----- Source data
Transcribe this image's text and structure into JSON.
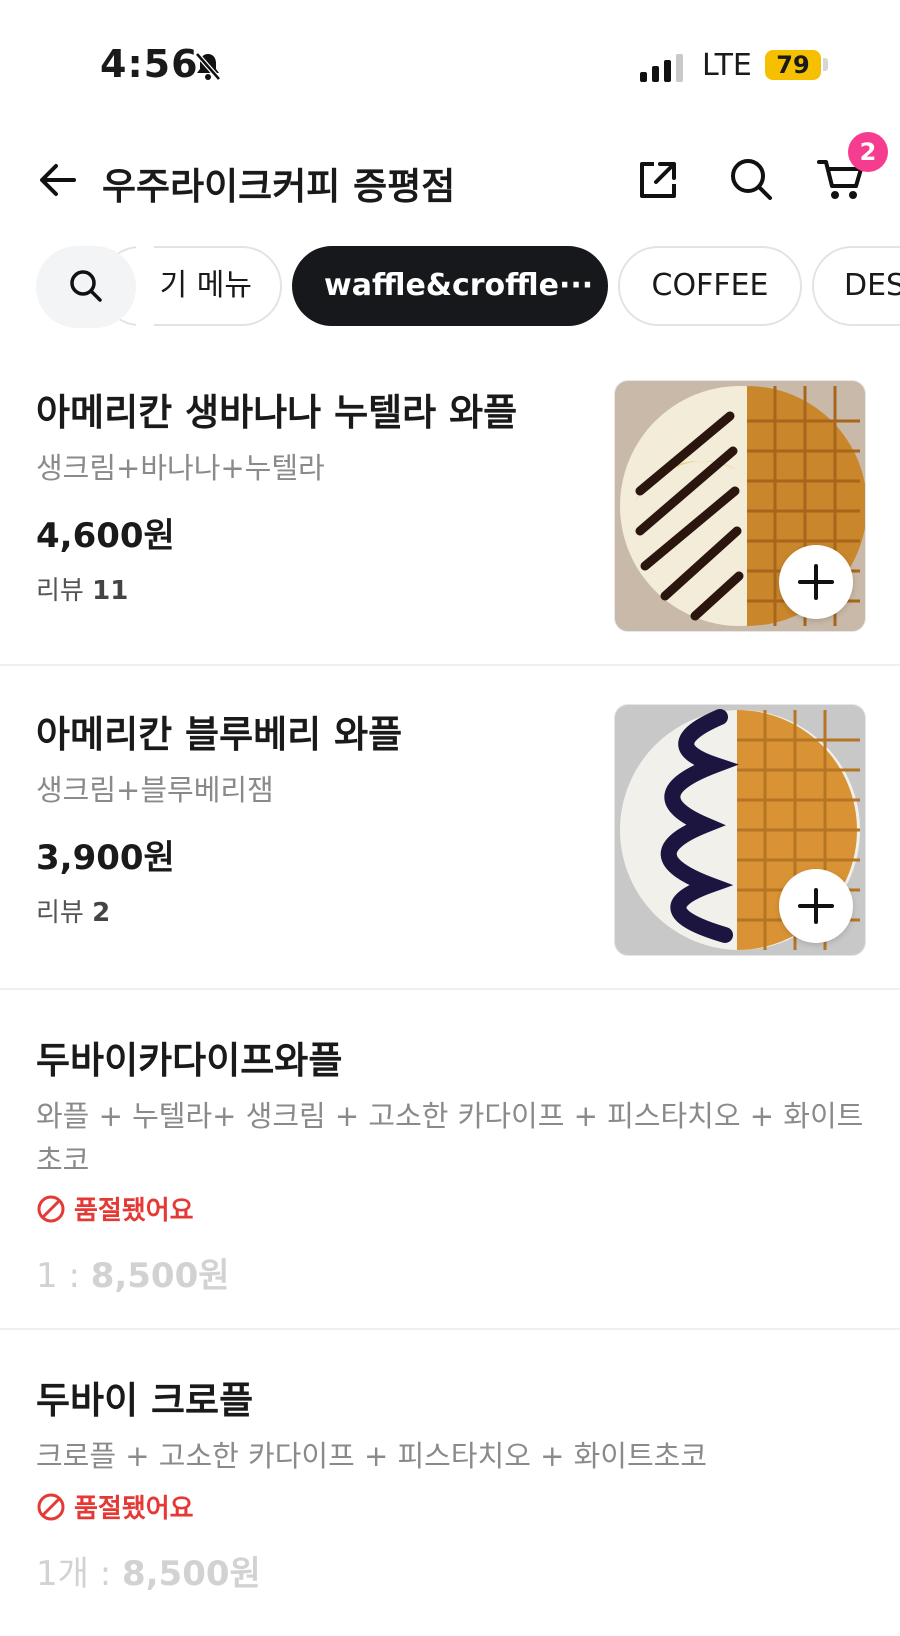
{
  "status_bar": {
    "time": "4:56",
    "network": "LTE",
    "battery": "79"
  },
  "header": {
    "title": "우주라이크커피 증평점",
    "cart_count": "2"
  },
  "categories": [
    {
      "label": "인기 메뉴",
      "visible": "기 메뉴"
    },
    {
      "label": "waffle&croffle···",
      "active": true
    },
    {
      "label": "COFFEE"
    },
    {
      "label": "DES"
    }
  ],
  "items": [
    {
      "name": "아메리칸 생바나나 누텔라 와플",
      "desc": "생크림+바나나+누텔라",
      "price": "4,600원",
      "review_label": "리뷰",
      "review_count": "11",
      "sauce_color": "#2a160e",
      "base_color": "#e8d07a"
    },
    {
      "name": "아메리칸 블루베리 와플",
      "desc": "생크림+블루베리잼",
      "price": "3,900원",
      "review_label": "리뷰",
      "review_count": "2",
      "sauce_color": "#1c1540",
      "base_color": "#f2f0ea"
    },
    {
      "name": "두바이카다이프와플",
      "desc": "와플 + 누텔라+ 생크림 + 고소한 카다이프 + 피스타치오 + 화이트초코",
      "soldout": "품절됐어요",
      "price_prefix": "1 : ",
      "price": "8,500원"
    },
    {
      "name": "두바이 크로플",
      "desc": "크로플 + 고소한 카다이프 + 피스타치오 + 화이트초코",
      "soldout": "품절됐어요",
      "price_prefix": "1개 : ",
      "price": "8,500원"
    }
  ],
  "colors": {
    "accent": "#f53c8f",
    "soldout": "#e53935",
    "active_chip": "#16181b"
  }
}
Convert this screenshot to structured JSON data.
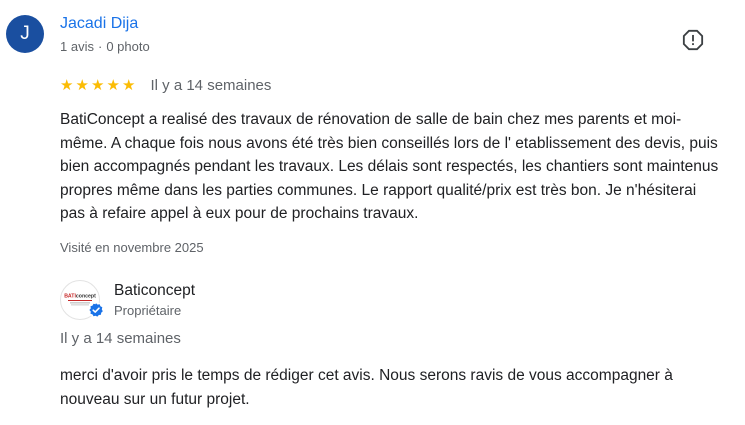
{
  "review": {
    "author_initial": "J",
    "author_name": "Jacadi Dija",
    "review_count": "1 avis",
    "separator": "·",
    "photo_count": "0 photo",
    "rating": 5,
    "rating_max": 5,
    "date": "Il y a 14 semaines",
    "text": "BatiConcept a realisé des travaux de rénovation de salle de bain chez mes parents et moi-même. A chaque fois nous avons été très bien conseillés lors de l' etablissement des devis, puis bien accompagnés pendant les travaux. Les délais sont respectés, les chantiers sont maintenus propres même dans les parties communes. Le rapport qualité/prix est très bon. Je n'hésiterai pas à refaire appel à eux pour de prochains travaux.",
    "visited": "Visité en novembre 2025"
  },
  "owner_reply": {
    "name": "Baticoncept",
    "role": "Propriétaire",
    "date": "Il y a 14 semaines",
    "text": "merci d'avoir pris le temps de rédiger cet avis. Nous serons ravis de vous accompagner à nouveau sur un futur projet.",
    "logo_text": "BATIconcept"
  },
  "colors": {
    "accent": "#1a73e8",
    "avatar_bg": "#1a4fa0",
    "star": "#fbbc04",
    "verified": "#1a73e8",
    "secondary_text": "#5f6368"
  },
  "icons": {
    "report": "report-flag-icon",
    "star": "star-icon",
    "verified": "verified-check-icon"
  }
}
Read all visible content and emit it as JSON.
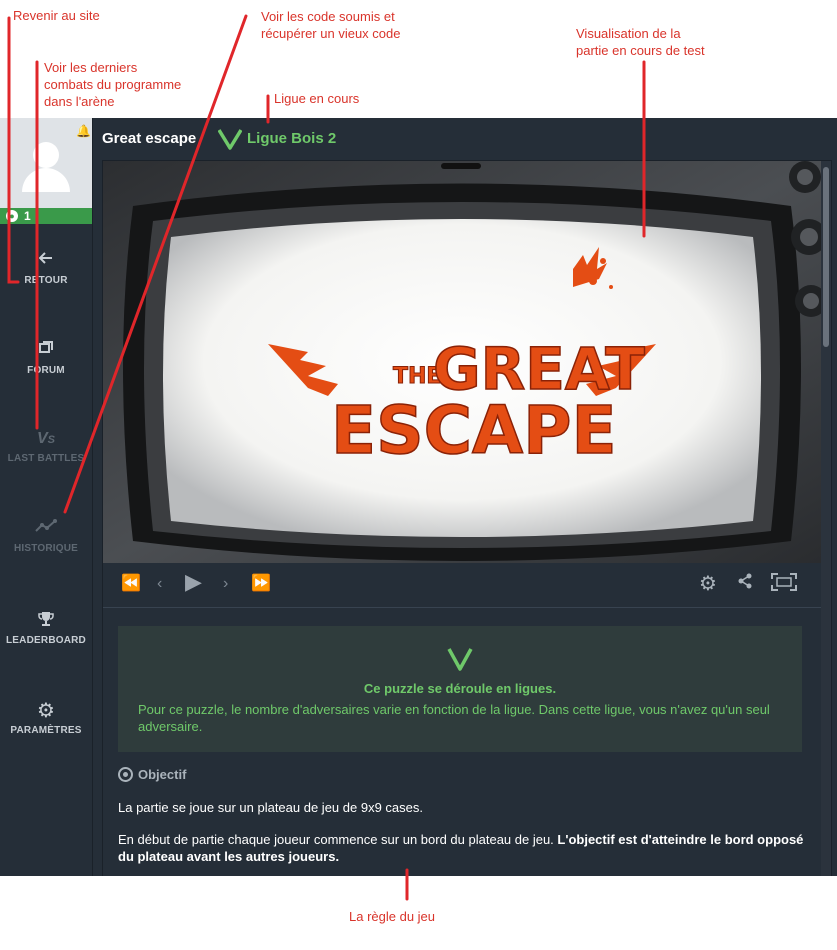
{
  "annotations": {
    "back_to_site": "Revenir au site",
    "last_battles": [
      "Voir les derniers",
      "combats du programme",
      "dans l'arène"
    ],
    "history": [
      "Voir les code soumis et",
      "récupérer un vieux code"
    ],
    "league": "Ligue en cours",
    "viewer": [
      "Visualisation de la",
      "partie en cours de test"
    ],
    "rules": "La règle du jeu"
  },
  "sidebar": {
    "level": "1",
    "items": [
      {
        "name": "retour",
        "label": "RETOUR",
        "icon": "arrow-left-icon"
      },
      {
        "name": "forum",
        "label": "FORUM",
        "icon": "forum-icon"
      },
      {
        "name": "last-battles",
        "label": "LAST BATTLES",
        "icon": "versus-icon"
      },
      {
        "name": "historique",
        "label": "HISTORIQUE",
        "icon": "history-chart-icon"
      },
      {
        "name": "leaderboard",
        "label": "LEADERBOARD",
        "icon": "trophy-icon"
      },
      {
        "name": "parametres",
        "label": "PARAMÈTRES",
        "icon": "gear-icon"
      }
    ]
  },
  "header": {
    "title": "Great escape",
    "league": "Ligue Bois 2"
  },
  "viewer": {
    "logo_line1": "THE",
    "logo_line2": "GREAT",
    "logo_line3": "ESCAPE"
  },
  "league_info": {
    "title": "Ce puzzle se déroule en ligues.",
    "text": "Pour ce puzzle, le nombre d'adversaires varie en fonction de la ligue. Dans cette ligue, vous n'avez qu'un seul adversaire."
  },
  "rules": {
    "section_title": "Objectif",
    "p1": "La partie se joue sur un plateau de jeu de 9x9 cases.",
    "p2_normal": "En début de partie chaque joueur commence sur un bord du plateau de jeu. ",
    "p2_bold": "L'objectif est d'atteindre le bord opposé du plateau avant les autres joueurs."
  },
  "colors": {
    "accent_green": "#6fc96a",
    "annotation_red": "#d9342b",
    "logo_orange": "#e44d14",
    "background": "#252e38"
  }
}
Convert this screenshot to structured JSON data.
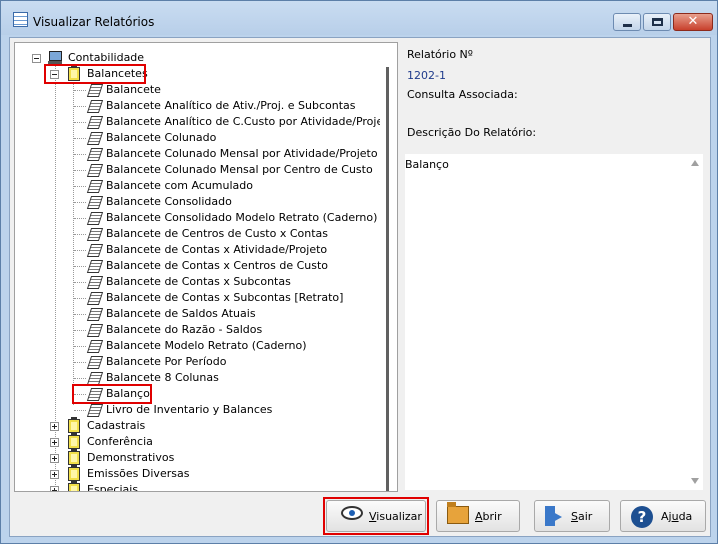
{
  "window": {
    "title": "Visualizar Relatórios",
    "title_icon": "report-grid-icon",
    "controls": {
      "minimize_icon": "minimize-icon",
      "maximize_icon": "maximize-icon",
      "close_icon": "close-icon",
      "close_glyph": "✕"
    }
  },
  "tree": {
    "root": {
      "label": "Contabilidade",
      "icon": "computer-icon"
    },
    "group_open": {
      "label": "Balancetes",
      "icon": "folder-icon"
    },
    "reports": [
      "Balancete",
      "Balancete Analítico de Ativ./Proj. e Subcontas",
      "Balancete Analítico de C.Custo por Atividade/Projeto",
      "Balancete Colunado",
      "Balancete Colunado Mensal por Atividade/Projeto",
      "Balancete Colunado Mensal por Centro de Custo",
      "Balancete com Acumulado",
      "Balancete Consolidado",
      "Balancete Consolidado Modelo Retrato (Caderno)",
      "Balancete de Centros de Custo x Contas",
      "Balancete de Contas x Atividade/Projeto",
      "Balancete de Contas x Centros de Custo",
      "Balancete de Contas x Subcontas",
      "Balancete de Contas x Subcontas [Retrato]",
      "Balancete de Saldos Atuais",
      "Balancete do Razão - Saldos",
      "Balancete Modelo Retrato (Caderno)",
      "Balancete Por Período",
      "Balancete 8 Colunas",
      "Balanço",
      "Livro de Inventario y Balances"
    ],
    "selected_report": "Balanço",
    "groups_closed": [
      "Cadastrais",
      "Conferência",
      "Demonstrativos",
      "Emissões Diversas",
      "Especiais"
    ]
  },
  "detail": {
    "report_no_label": "Relatório Nº",
    "report_no_value": "1202-1",
    "query_label": "Consulta Associada:",
    "description_label": "Descrição Do Relatório:",
    "description_value": "Balanço"
  },
  "buttons": {
    "visualizar": {
      "prefix": "",
      "accel": "V",
      "rest": "isualizar",
      "icon": "eye-icon"
    },
    "abrir": {
      "prefix": "",
      "accel": "A",
      "rest": "brir",
      "icon": "open-folder-icon"
    },
    "sair": {
      "prefix": "",
      "accel": "S",
      "rest": "air",
      "icon": "exit-door-icon"
    },
    "ajuda": {
      "prefix": "Aj",
      "accel": "u",
      "rest": "da",
      "icon": "help-icon",
      "glyph": "?"
    }
  },
  "colors": {
    "highlight_border": "#e00000",
    "value_text": "#1f3b8c"
  }
}
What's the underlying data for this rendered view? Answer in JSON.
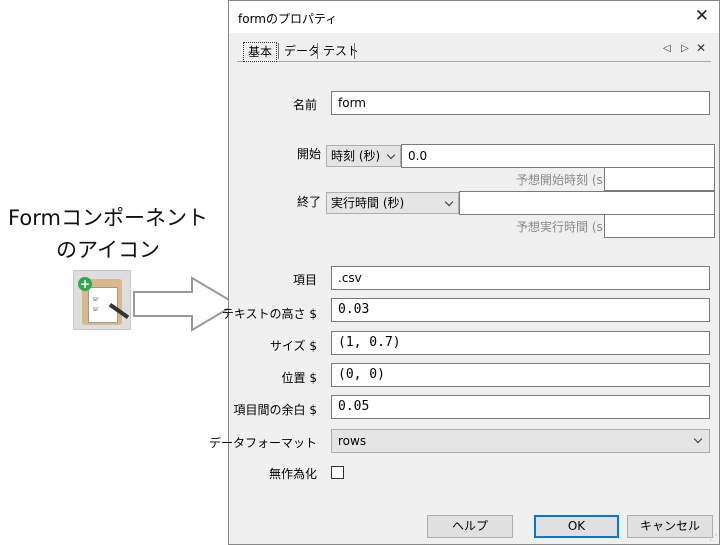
{
  "annotation": {
    "line1": "Formコンポーネント",
    "line2": "のアイコン",
    "icon_text_1": "sr",
    "icon_text_2": "sr",
    "plus": "+"
  },
  "dialog": {
    "title": "formのプロパティ",
    "close": "✕",
    "tabs": [
      "基本",
      "データ",
      "テスト"
    ],
    "tab_nav": {
      "left": "◁",
      "right": "▷",
      "close": "✕"
    }
  },
  "form": {
    "name": {
      "label": "名前",
      "value": "form"
    },
    "start": {
      "label": "開始",
      "type": "時刻 (秒)",
      "value": "0.0",
      "expected_label": "予想開始時刻 (s)",
      "expected_value": ""
    },
    "stop": {
      "label": "終了",
      "type": "実行時間 (秒)",
      "value": "",
      "expected_label": "予想実行時間 (s)",
      "expected_value": ""
    },
    "items": {
      "label": "項目",
      "value": ".csv"
    },
    "text_height": {
      "label": "テキストの高さ $",
      "value": "0.03"
    },
    "size": {
      "label": "サイズ $",
      "value": "(1, 0.7)"
    },
    "position": {
      "label": "位置 $",
      "value": "(0, 0)"
    },
    "item_padding": {
      "label": "項目間の余白 $",
      "value": "0.05"
    },
    "data_format": {
      "label": "データフォーマット",
      "value": "rows"
    },
    "randomize": {
      "label": "無作為化",
      "checked": false
    }
  },
  "buttons": {
    "help": "ヘルプ",
    "ok": "OK",
    "cancel": "キャンセル"
  },
  "colors": {
    "accent": "#0078d7",
    "dialog_bg": "#f0f0f0"
  }
}
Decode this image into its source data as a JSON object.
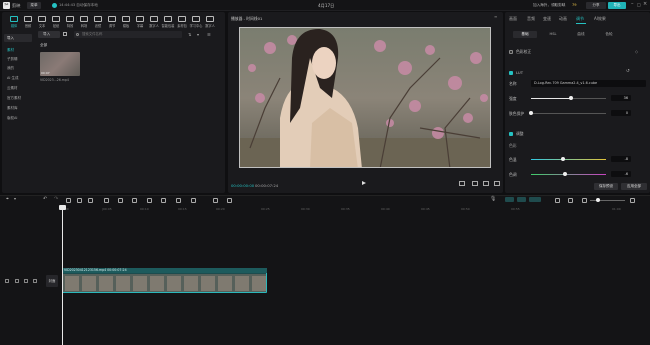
{
  "app": {
    "logo_glyph": "✂",
    "title": "剪映",
    "menu_label": "菜单",
    "status_text": "14:44:43 自动保存本地",
    "window_title": "4月17日",
    "user_text": "加入海外，领取剪映",
    "user_badge": "79",
    "share_label": "分享",
    "export_label": "导出"
  },
  "toolbar": {
    "items": [
      {
        "label": "媒体",
        "icon": "media-icon"
      },
      {
        "label": "音频",
        "icon": "audio-icon"
      },
      {
        "label": "文本",
        "icon": "text-icon"
      },
      {
        "label": "贴纸",
        "icon": "sticker-icon"
      },
      {
        "label": "特效",
        "icon": "effects-icon"
      },
      {
        "label": "转场",
        "icon": "transition-icon"
      },
      {
        "label": "滤镜",
        "icon": "filter-icon"
      },
      {
        "label": "调节",
        "icon": "adjust-icon"
      },
      {
        "label": "模板",
        "icon": "template-icon"
      },
      {
        "label": "字幕",
        "icon": "caption-icon"
      },
      {
        "label": "数字人",
        "icon": "digital-human-icon"
      },
      {
        "label": "智能包装",
        "icon": "smart-pack-icon"
      },
      {
        "label": "素材包",
        "icon": "asset-pack-icon"
      },
      {
        "label": "学习中心",
        "icon": "learn-icon"
      },
      {
        "label": "数字人",
        "icon": "avatar-icon"
      }
    ]
  },
  "media": {
    "side_items": [
      "导入",
      "素材",
      "子剪辑",
      "我的",
      "AI 生成",
      "云素材",
      "官方素材",
      "素材库",
      "版权AI"
    ],
    "import_label": "导入",
    "search_placeholder": "搜索文件名称",
    "section_label": "全部",
    "thumb_name": "VID2023...26.mp4",
    "thumb_duration": "00:07"
  },
  "player": {
    "title": "播放器 - 时间线01",
    "timecode_current": "00:00:00:00",
    "timecode_total": "00:00:07:24"
  },
  "inspector": {
    "tabs": [
      "画面",
      "音频",
      "变速",
      "动画",
      "调节",
      "AI效果"
    ],
    "active_tab": "调节",
    "subtabs": [
      "基础",
      "HSL",
      "曲线",
      "色轮"
    ],
    "color_correct_label": "色彩校正",
    "lut_label": "LUT",
    "lut_name_label": "名称",
    "lut_value": "D-Log-Rec.709 Gamma2.4_v1.6.cube",
    "intensity_label": "强度",
    "intensity_value": "36",
    "skin_label": "肤色保护",
    "skin_value": "0",
    "adjust_label": "调整",
    "color_label": "色彩",
    "temp_label": "色温",
    "temp_value": "-8",
    "tint_label": "色调",
    "tint_value": "-6",
    "save_preset_label": "保存预设",
    "apply_all_label": "应用全部"
  },
  "timeline": {
    "ruler": [
      "00:00",
      "|00:05",
      "00:10",
      "00:15",
      "00:20",
      "00:25",
      "00:30",
      "00:35",
      "00:40",
      "00:45",
      "00:50",
      "00:55",
      "01:00"
    ],
    "cover_label": "封面",
    "clip_label": "VID20230412123156.mp4  00:00:07:24"
  }
}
----------
> _Exercise prompt_: Of the lines in this listing, report how many contain the string "Consolidado", and give the number only.

> _Reply to the task_: 2